RECORD SET:
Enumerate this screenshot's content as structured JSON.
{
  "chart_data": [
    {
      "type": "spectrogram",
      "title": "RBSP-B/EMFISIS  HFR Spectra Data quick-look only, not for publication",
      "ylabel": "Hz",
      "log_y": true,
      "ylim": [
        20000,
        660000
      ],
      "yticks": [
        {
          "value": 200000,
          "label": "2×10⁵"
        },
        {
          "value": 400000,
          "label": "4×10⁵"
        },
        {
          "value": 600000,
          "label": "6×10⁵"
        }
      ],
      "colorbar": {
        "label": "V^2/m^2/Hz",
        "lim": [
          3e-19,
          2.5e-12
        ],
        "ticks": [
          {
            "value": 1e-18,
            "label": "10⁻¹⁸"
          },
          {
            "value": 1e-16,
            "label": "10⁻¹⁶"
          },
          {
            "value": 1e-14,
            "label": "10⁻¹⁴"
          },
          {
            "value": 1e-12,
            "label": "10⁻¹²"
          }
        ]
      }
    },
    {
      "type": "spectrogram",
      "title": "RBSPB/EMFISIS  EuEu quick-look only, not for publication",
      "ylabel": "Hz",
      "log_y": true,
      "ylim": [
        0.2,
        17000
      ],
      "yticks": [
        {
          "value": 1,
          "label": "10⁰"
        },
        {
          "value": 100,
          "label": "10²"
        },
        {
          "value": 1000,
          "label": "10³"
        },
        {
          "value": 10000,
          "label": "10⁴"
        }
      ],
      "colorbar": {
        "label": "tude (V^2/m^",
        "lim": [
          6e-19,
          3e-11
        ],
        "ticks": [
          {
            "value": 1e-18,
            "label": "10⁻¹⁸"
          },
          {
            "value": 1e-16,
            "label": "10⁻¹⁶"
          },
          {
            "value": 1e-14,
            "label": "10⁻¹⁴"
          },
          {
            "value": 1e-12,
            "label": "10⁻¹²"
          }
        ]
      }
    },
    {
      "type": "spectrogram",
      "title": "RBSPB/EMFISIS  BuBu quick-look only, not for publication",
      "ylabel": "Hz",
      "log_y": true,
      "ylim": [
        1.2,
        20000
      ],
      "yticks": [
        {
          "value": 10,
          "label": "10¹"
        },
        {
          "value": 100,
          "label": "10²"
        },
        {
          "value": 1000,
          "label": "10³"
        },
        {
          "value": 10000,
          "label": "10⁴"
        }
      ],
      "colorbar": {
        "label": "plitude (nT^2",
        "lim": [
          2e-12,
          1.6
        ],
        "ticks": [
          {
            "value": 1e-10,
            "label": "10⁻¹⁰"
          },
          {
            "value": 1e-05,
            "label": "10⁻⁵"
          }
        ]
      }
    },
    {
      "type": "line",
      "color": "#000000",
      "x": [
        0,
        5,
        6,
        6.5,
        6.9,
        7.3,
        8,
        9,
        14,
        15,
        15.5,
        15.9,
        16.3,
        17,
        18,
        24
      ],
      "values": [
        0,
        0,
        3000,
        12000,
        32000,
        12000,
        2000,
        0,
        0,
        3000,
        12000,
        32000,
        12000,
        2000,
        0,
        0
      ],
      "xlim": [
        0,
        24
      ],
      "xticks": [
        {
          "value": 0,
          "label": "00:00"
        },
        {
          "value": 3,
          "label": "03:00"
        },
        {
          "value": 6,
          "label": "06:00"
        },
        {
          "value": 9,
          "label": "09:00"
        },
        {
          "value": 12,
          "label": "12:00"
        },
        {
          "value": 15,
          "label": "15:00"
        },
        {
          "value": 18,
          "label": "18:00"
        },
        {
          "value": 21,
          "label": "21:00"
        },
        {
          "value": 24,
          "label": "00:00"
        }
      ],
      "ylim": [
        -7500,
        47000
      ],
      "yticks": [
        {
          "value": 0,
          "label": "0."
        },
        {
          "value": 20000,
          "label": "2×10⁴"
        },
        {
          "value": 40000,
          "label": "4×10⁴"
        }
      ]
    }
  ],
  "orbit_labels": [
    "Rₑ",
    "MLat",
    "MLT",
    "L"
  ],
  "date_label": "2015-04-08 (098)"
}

DESCRIPTION OF THE TASK: From the records above, pull out each line that has "quick".

THE RESPONSE:
      "title": "RBSP-B/EMFISIS  HFR Spectra Data quick-look only, not for publication",
      "title": "RBSPB/EMFISIS  EuEu quick-look only, not for publication",
      "title": "RBSPB/EMFISIS  BuBu quick-look only, not for publication",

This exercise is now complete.